## What the task asks
Copy out every line of the data exactly.

## Dataset extract
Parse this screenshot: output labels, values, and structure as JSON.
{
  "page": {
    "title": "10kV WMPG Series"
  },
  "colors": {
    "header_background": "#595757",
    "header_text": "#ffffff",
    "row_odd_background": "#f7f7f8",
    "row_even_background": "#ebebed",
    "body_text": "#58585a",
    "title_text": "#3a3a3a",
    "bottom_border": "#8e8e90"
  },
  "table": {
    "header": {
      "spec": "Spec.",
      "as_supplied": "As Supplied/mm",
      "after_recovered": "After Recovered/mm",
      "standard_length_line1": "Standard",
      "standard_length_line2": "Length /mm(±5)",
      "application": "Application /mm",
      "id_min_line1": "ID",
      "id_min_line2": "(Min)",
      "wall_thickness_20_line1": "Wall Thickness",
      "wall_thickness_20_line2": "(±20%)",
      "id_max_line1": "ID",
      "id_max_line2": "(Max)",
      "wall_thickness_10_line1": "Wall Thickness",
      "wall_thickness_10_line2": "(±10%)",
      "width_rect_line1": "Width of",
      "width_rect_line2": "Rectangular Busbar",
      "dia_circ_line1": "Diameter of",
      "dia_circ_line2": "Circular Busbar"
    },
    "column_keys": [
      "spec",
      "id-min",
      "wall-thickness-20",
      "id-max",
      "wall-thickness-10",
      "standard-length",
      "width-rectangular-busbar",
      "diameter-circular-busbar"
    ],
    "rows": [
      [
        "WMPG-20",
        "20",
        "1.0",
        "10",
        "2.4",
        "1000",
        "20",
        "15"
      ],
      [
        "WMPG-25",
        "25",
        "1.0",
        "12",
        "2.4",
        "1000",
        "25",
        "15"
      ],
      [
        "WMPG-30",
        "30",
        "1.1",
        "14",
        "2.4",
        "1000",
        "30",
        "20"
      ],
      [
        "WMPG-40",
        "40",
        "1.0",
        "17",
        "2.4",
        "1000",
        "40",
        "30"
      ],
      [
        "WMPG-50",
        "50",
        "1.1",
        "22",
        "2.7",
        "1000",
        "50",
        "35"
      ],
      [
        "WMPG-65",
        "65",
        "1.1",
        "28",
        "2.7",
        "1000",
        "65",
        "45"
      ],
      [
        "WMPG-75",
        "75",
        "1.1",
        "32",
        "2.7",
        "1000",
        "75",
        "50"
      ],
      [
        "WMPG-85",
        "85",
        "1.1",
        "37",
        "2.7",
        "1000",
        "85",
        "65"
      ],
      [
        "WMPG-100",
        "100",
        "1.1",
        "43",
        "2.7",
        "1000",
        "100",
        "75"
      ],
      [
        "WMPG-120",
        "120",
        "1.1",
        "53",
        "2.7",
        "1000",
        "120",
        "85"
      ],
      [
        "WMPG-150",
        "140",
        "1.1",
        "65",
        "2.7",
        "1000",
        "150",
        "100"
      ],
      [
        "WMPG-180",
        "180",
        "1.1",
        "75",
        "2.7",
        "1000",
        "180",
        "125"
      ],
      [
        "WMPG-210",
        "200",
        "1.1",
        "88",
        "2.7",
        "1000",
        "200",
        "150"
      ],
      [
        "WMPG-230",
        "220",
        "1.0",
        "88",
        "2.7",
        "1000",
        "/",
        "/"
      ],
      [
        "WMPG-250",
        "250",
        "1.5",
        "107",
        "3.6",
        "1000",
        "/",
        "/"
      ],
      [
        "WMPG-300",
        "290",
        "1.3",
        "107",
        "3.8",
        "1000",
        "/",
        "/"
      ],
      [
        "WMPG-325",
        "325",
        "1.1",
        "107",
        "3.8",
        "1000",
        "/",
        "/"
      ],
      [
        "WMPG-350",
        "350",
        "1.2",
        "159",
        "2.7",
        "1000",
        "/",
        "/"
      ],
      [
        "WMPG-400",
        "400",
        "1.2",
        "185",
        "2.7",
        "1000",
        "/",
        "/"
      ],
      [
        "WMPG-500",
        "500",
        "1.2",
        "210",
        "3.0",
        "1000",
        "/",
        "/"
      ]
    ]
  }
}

## Exercise answer
Parse this screenshot: output labels, values, and structure as JSON.
{
  "page": {
    "title": "10kV WMPG Series"
  },
  "colors": {
    "header_background": "#595757",
    "header_text": "#ffffff",
    "row_odd_background": "#f7f7f8",
    "row_even_background": "#ebebed",
    "body_text": "#58585a",
    "title_text": "#3a3a3a",
    "bottom_border": "#8e8e90"
  },
  "table": {
    "header": {
      "spec": "Spec.",
      "as_supplied": "As Supplied/mm",
      "after_recovered": "After Recovered/mm",
      "standard_length_line1": "Standard",
      "standard_length_line2": "Length /mm(±5)",
      "application": "Application /mm",
      "id_min_line1": "ID",
      "id_min_line2": "(Min)",
      "wall_thickness_20_line1": "Wall Thickness",
      "wall_thickness_20_line2": "(±20%)",
      "id_max_line1": "ID",
      "id_max_line2": "(Max)",
      "wall_thickness_10_line1": "Wall Thickness",
      "wall_thickness_10_line2": "(±10%)",
      "width_rect_line1": "Width of",
      "width_rect_line2": "Rectangular Busbar",
      "dia_circ_line1": "Diameter of",
      "dia_circ_line2": "Circular Busbar"
    },
    "column_keys": [
      "spec",
      "id-min",
      "wall-thickness-20",
      "id-max",
      "wall-thickness-10",
      "standard-length",
      "width-rectangular-busbar",
      "diameter-circular-busbar"
    ],
    "rows": [
      [
        "WMPG-20",
        "20",
        "1.0",
        "10",
        "2.4",
        "1000",
        "20",
        "15"
      ],
      [
        "WMPG-25",
        "25",
        "1.0",
        "12",
        "2.4",
        "1000",
        "25",
        "15"
      ],
      [
        "WMPG-30",
        "30",
        "1.1",
        "14",
        "2.4",
        "1000",
        "30",
        "20"
      ],
      [
        "WMPG-40",
        "40",
        "1.0",
        "17",
        "2.4",
        "1000",
        "40",
        "30"
      ],
      [
        "WMPG-50",
        "50",
        "1.1",
        "22",
        "2.7",
        "1000",
        "50",
        "35"
      ],
      [
        "WMPG-65",
        "65",
        "1.1",
        "28",
        "2.7",
        "1000",
        "65",
        "45"
      ],
      [
        "WMPG-75",
        "75",
        "1.1",
        "32",
        "2.7",
        "1000",
        "75",
        "50"
      ],
      [
        "WMPG-85",
        "85",
        "1.1",
        "37",
        "2.7",
        "1000",
        "85",
        "65"
      ],
      [
        "WMPG-100",
        "100",
        "1.1",
        "43",
        "2.7",
        "1000",
        "100",
        "75"
      ],
      [
        "WMPG-120",
        "120",
        "1.1",
        "53",
        "2.7",
        "1000",
        "120",
        "85"
      ],
      [
        "WMPG-150",
        "140",
        "1.1",
        "65",
        "2.7",
        "1000",
        "150",
        "100"
      ],
      [
        "WMPG-180",
        "180",
        "1.1",
        "75",
        "2.7",
        "1000",
        "180",
        "125"
      ],
      [
        "WMPG-210",
        "200",
        "1.1",
        "88",
        "2.7",
        "1000",
        "200",
        "150"
      ],
      [
        "WMPG-230",
        "220",
        "1.0",
        "88",
        "2.7",
        "1000",
        "/",
        "/"
      ],
      [
        "WMPG-250",
        "250",
        "1.5",
        "107",
        "3.6",
        "1000",
        "/",
        "/"
      ],
      [
        "WMPG-300",
        "290",
        "1.3",
        "107",
        "3.8",
        "1000",
        "/",
        "/"
      ],
      [
        "WMPG-325",
        "325",
        "1.1",
        "107",
        "3.8",
        "1000",
        "/",
        "/"
      ],
      [
        "WMPG-350",
        "350",
        "1.2",
        "159",
        "2.7",
        "1000",
        "/",
        "/"
      ],
      [
        "WMPG-400",
        "400",
        "1.2",
        "185",
        "2.7",
        "1000",
        "/",
        "/"
      ],
      [
        "WMPG-500",
        "500",
        "1.2",
        "210",
        "3.0",
        "1000",
        "/",
        "/"
      ]
    ]
  }
}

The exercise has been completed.